__Material to process__.
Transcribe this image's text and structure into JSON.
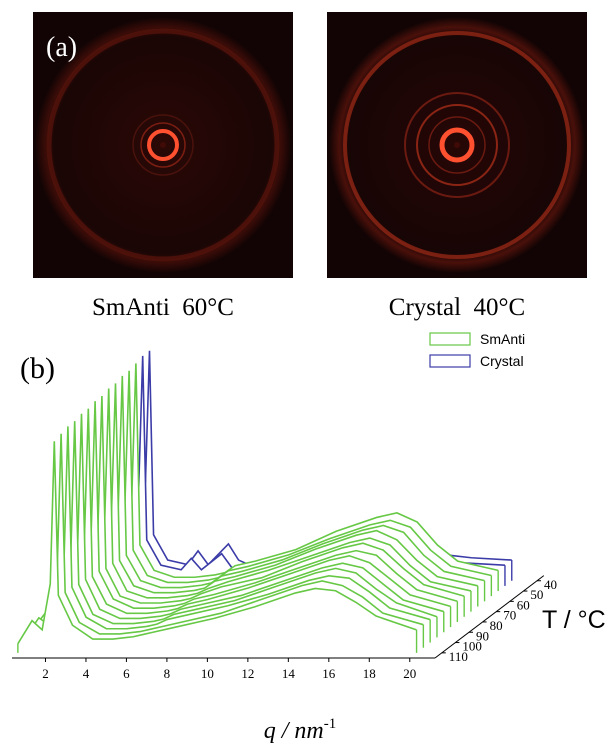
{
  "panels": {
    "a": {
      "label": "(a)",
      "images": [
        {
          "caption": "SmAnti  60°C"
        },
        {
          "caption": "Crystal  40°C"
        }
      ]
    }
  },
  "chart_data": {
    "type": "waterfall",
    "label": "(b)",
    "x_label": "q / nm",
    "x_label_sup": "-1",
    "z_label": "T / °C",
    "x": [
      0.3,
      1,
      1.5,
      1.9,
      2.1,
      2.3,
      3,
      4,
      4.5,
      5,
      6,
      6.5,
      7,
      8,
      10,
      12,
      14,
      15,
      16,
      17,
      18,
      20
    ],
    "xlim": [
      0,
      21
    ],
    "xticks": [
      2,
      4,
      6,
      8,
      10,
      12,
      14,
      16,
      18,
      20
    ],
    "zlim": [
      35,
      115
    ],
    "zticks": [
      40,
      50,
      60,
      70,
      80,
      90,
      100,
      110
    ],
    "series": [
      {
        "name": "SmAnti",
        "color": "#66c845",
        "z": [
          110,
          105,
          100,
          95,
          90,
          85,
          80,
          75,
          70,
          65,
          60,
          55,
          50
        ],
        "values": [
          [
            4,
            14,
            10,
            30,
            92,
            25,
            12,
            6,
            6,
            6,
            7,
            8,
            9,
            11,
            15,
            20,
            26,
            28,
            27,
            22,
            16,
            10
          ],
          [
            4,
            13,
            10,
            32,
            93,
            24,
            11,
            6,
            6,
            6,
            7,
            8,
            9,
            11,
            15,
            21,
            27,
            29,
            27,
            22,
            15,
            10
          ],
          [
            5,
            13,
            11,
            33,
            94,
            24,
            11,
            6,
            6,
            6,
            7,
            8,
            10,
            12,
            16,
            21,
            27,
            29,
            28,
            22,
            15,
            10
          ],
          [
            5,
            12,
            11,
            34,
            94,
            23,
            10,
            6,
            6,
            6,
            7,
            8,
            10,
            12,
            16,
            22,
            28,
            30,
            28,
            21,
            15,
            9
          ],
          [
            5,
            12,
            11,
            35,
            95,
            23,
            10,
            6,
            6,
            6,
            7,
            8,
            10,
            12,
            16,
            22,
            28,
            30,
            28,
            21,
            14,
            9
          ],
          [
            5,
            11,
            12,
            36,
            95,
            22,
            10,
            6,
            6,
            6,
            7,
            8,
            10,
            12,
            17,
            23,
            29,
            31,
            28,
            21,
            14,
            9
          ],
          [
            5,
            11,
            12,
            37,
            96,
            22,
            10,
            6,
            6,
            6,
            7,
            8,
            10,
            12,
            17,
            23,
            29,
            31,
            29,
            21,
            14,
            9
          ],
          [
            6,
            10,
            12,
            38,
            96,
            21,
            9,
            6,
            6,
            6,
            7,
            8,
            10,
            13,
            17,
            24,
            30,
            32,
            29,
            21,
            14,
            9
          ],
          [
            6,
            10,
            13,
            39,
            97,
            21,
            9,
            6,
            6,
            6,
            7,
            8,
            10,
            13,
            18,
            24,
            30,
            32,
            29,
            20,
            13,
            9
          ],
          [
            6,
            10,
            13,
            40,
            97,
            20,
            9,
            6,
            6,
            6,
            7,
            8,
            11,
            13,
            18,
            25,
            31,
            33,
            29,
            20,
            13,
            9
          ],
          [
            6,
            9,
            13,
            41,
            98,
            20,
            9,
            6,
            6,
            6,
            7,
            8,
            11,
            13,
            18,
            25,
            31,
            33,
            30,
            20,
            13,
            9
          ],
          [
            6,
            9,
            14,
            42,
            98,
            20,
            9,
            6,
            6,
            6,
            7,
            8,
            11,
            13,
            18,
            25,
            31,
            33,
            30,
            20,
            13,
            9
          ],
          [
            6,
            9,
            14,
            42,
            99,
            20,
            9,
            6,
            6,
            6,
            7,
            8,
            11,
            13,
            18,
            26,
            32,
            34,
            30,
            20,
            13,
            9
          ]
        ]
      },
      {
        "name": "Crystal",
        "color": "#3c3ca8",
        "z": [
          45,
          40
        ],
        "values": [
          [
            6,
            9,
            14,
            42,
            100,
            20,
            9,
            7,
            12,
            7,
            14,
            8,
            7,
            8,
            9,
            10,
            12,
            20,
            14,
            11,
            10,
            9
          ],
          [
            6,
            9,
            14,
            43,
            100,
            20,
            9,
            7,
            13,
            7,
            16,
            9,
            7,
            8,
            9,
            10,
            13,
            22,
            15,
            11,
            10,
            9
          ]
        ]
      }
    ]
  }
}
--
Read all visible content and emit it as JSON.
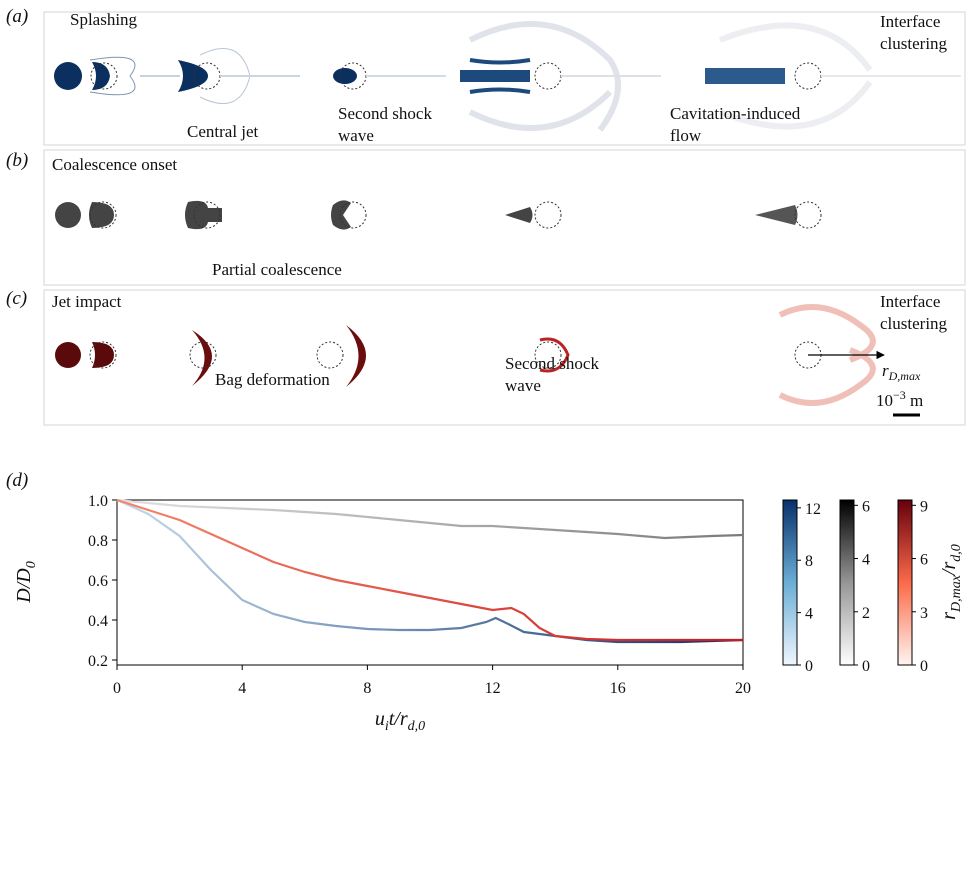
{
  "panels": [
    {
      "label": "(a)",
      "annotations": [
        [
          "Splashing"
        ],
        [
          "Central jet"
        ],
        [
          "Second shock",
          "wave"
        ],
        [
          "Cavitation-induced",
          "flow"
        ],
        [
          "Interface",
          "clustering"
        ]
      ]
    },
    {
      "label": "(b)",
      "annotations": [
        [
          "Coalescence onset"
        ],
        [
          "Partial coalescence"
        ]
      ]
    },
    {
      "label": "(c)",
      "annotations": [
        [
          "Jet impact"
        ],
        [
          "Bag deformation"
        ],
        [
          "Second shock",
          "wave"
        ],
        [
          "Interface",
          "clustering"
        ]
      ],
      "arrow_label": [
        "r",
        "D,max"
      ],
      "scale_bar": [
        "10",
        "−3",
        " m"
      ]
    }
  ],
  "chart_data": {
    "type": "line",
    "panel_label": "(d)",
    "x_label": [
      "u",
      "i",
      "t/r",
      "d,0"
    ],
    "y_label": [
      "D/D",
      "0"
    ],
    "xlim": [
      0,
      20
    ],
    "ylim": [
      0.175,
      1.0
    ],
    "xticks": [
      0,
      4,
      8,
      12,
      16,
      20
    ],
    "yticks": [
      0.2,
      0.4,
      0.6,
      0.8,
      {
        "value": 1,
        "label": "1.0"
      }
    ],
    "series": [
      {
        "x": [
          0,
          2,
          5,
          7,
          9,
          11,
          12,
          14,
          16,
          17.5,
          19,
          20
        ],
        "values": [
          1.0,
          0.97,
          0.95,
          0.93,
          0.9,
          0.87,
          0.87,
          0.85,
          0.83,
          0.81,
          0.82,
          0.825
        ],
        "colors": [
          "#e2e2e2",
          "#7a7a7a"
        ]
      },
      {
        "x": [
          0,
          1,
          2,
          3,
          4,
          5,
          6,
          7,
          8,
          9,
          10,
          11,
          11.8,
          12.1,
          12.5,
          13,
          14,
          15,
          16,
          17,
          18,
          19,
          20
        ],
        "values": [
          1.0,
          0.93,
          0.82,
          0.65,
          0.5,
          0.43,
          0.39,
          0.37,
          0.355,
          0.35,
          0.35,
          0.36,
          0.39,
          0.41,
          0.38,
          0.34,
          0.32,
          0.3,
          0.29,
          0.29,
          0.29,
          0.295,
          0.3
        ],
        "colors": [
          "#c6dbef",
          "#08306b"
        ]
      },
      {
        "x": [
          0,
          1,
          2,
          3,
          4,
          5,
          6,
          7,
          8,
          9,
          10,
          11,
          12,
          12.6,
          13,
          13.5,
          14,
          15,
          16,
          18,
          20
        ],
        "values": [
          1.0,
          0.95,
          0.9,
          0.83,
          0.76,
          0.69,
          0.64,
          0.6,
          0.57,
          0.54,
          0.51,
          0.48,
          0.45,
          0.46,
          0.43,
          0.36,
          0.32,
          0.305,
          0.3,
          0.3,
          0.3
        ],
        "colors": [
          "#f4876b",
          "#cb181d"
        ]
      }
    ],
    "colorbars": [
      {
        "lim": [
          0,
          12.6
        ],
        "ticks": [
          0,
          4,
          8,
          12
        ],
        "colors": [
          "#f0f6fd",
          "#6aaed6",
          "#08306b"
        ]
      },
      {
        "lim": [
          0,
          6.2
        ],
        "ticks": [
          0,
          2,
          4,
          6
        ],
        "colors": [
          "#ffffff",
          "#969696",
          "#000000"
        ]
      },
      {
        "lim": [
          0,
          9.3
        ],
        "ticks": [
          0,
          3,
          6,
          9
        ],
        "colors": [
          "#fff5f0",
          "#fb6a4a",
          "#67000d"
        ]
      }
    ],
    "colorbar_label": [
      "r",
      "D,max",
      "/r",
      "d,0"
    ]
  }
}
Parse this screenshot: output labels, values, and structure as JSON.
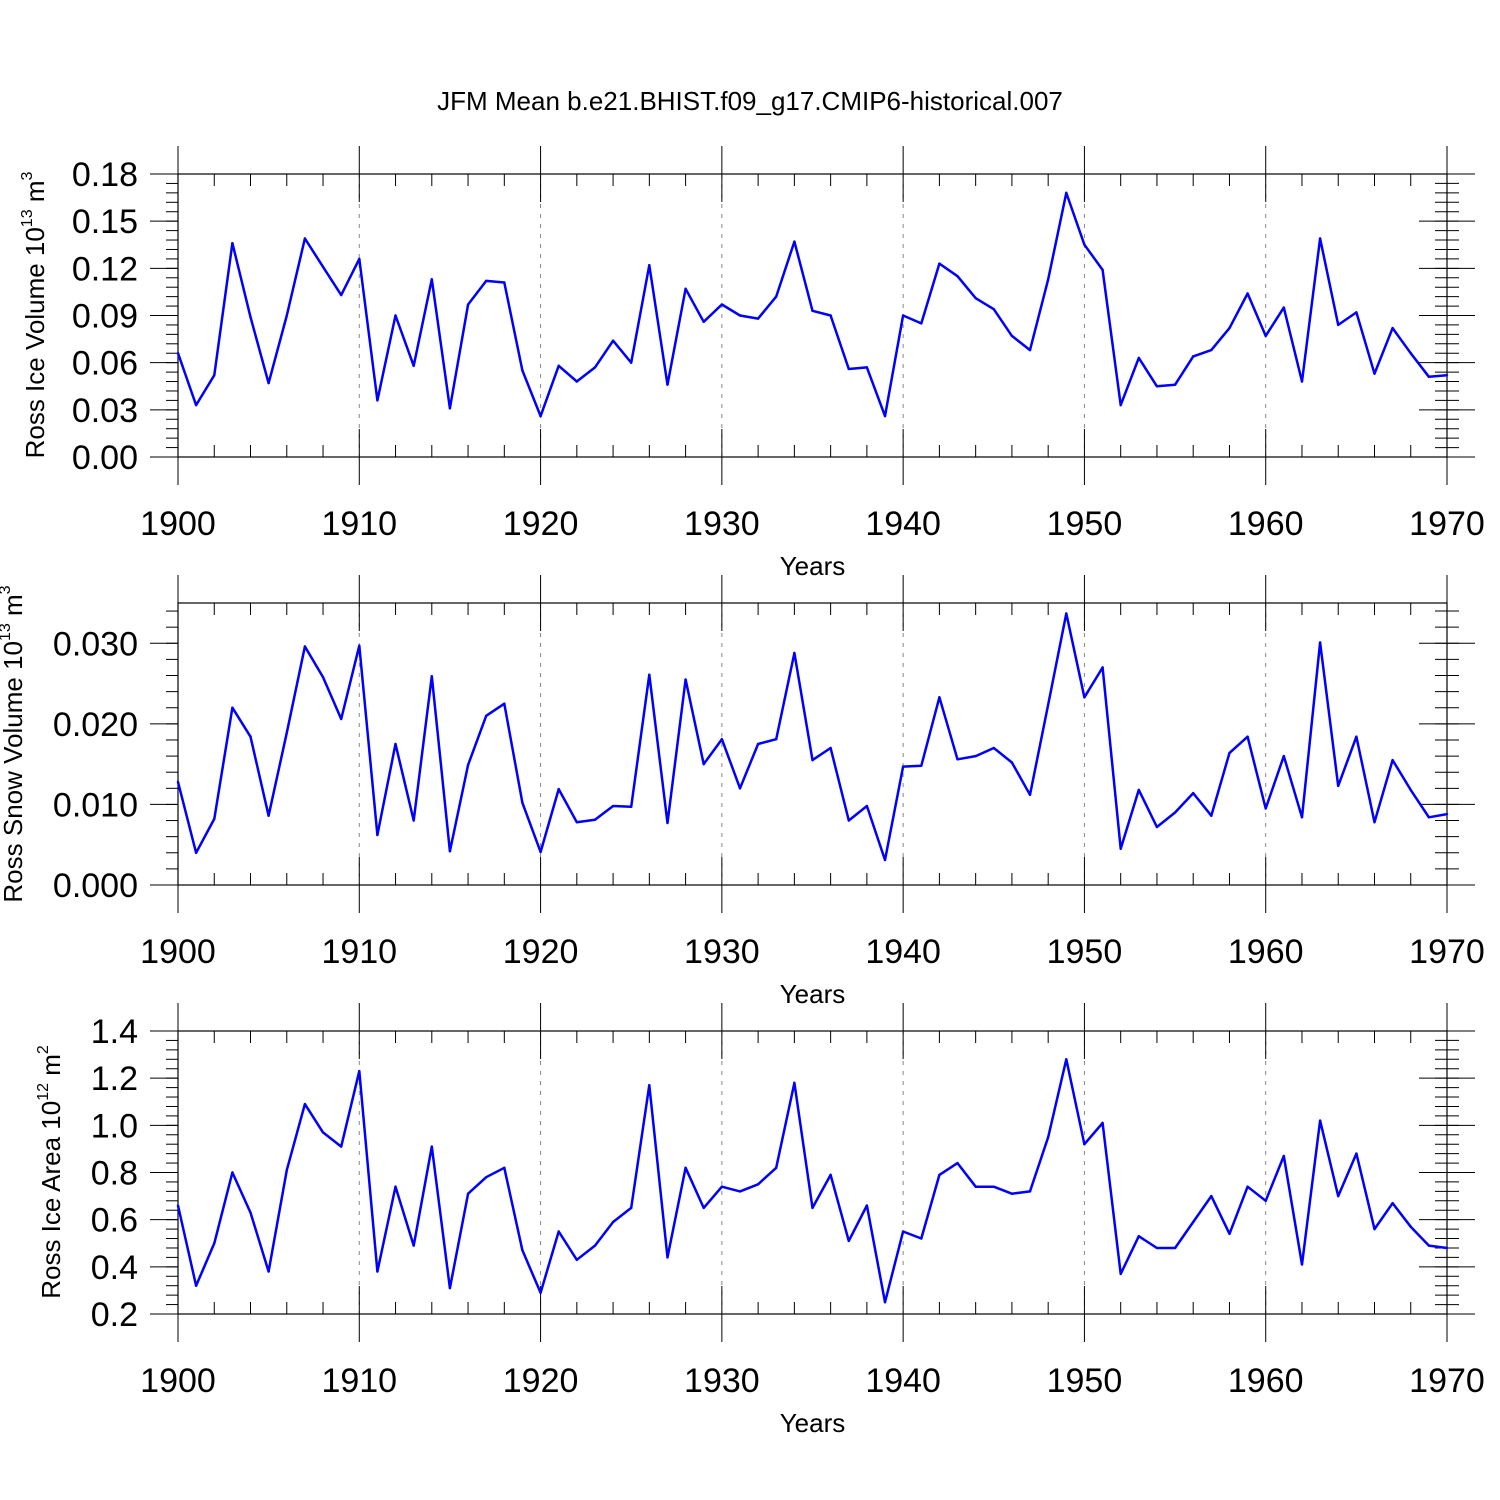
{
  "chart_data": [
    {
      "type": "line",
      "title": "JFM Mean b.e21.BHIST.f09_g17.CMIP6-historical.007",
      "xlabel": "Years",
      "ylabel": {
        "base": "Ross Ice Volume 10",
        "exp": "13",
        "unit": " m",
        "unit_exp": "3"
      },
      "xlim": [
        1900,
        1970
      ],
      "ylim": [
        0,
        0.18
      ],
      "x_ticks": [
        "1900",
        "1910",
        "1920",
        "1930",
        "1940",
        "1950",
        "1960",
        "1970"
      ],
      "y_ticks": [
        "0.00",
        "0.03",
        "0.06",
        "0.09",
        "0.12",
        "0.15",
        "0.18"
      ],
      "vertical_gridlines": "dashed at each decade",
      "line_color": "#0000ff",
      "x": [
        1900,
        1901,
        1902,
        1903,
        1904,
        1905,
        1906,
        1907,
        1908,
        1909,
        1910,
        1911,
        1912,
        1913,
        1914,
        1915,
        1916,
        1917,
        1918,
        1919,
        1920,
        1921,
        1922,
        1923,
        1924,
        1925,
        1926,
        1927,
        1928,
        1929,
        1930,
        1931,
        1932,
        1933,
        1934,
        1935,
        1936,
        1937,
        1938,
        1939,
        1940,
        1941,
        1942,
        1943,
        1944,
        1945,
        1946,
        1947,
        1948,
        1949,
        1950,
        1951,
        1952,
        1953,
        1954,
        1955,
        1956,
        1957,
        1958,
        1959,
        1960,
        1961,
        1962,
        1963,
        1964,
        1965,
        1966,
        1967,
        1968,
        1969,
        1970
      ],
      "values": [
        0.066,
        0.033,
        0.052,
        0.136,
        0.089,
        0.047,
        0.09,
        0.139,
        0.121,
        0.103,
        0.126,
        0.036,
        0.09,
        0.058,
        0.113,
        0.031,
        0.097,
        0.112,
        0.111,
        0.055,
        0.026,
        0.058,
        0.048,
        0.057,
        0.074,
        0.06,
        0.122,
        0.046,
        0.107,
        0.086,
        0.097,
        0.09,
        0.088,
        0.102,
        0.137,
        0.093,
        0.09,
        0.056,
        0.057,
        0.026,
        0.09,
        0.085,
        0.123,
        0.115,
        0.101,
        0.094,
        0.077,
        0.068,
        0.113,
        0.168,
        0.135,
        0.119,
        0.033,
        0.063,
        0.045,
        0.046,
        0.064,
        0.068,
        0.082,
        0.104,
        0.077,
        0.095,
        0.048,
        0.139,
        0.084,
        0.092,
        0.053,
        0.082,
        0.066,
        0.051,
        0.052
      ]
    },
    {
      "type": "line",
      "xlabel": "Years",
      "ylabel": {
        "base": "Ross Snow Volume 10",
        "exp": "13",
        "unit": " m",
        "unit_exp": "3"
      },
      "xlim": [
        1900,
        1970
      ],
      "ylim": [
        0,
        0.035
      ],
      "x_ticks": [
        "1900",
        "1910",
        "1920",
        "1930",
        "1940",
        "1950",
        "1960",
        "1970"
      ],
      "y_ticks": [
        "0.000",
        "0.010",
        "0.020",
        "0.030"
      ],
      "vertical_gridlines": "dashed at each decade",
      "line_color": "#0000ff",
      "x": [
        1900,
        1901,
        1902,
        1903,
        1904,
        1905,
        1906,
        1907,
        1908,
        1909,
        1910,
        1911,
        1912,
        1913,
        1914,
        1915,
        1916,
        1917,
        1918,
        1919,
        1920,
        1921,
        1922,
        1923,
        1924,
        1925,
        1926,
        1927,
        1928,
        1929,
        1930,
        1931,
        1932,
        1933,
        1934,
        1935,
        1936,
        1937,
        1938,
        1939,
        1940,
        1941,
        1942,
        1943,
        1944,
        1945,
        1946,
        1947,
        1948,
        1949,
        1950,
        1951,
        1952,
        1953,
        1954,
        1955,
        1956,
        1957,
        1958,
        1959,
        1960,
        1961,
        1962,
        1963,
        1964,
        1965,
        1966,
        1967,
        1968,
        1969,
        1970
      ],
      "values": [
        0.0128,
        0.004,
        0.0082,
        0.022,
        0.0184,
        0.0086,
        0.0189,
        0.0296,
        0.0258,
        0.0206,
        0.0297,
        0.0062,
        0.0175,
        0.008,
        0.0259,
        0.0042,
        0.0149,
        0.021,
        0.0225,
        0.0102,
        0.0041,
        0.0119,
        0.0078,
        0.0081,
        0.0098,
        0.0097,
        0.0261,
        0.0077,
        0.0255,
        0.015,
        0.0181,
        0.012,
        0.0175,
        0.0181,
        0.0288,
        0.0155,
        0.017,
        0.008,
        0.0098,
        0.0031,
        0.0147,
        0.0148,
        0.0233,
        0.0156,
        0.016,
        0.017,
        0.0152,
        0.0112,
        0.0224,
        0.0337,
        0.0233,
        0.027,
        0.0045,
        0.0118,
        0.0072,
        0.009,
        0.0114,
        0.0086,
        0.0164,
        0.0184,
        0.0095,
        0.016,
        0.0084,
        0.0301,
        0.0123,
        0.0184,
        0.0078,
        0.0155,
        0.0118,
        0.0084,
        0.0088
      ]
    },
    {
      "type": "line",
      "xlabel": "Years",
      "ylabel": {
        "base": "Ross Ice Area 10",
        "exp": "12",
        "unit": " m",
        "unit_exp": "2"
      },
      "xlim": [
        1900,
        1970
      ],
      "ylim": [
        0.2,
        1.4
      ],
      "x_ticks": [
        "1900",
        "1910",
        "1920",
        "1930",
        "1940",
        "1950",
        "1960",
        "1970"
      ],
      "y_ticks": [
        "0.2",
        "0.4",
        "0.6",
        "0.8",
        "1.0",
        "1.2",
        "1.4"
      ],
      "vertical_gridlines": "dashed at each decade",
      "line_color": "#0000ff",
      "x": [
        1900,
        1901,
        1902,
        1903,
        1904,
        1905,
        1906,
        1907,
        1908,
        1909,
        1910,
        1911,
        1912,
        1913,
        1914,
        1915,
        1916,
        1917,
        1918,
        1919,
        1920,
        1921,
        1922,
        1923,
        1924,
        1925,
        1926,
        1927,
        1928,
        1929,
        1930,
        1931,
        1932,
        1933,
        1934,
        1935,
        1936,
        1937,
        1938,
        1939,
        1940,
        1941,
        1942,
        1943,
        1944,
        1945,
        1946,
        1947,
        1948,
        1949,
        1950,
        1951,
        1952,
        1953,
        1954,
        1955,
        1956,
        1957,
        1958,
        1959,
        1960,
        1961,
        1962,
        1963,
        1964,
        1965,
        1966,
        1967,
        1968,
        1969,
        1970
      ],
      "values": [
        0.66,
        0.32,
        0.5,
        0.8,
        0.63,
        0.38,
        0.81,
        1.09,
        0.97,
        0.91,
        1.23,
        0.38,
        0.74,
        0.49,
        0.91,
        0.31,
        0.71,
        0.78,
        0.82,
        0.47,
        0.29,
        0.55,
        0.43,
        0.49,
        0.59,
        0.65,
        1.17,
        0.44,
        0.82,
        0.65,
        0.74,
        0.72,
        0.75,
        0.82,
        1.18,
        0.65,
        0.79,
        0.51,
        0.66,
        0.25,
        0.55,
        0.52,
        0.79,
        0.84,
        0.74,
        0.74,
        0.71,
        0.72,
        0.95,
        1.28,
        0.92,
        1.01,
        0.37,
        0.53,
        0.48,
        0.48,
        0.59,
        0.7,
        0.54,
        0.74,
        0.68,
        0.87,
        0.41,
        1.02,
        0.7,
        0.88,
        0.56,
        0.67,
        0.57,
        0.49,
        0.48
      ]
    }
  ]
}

__Problem description__. Look through the entries above; copy each line where the string "structure" appears.

__Reply__.
Transcribe this image's text and structure into JSON.
Parse this screenshot: output labels, values, and structure as JSON.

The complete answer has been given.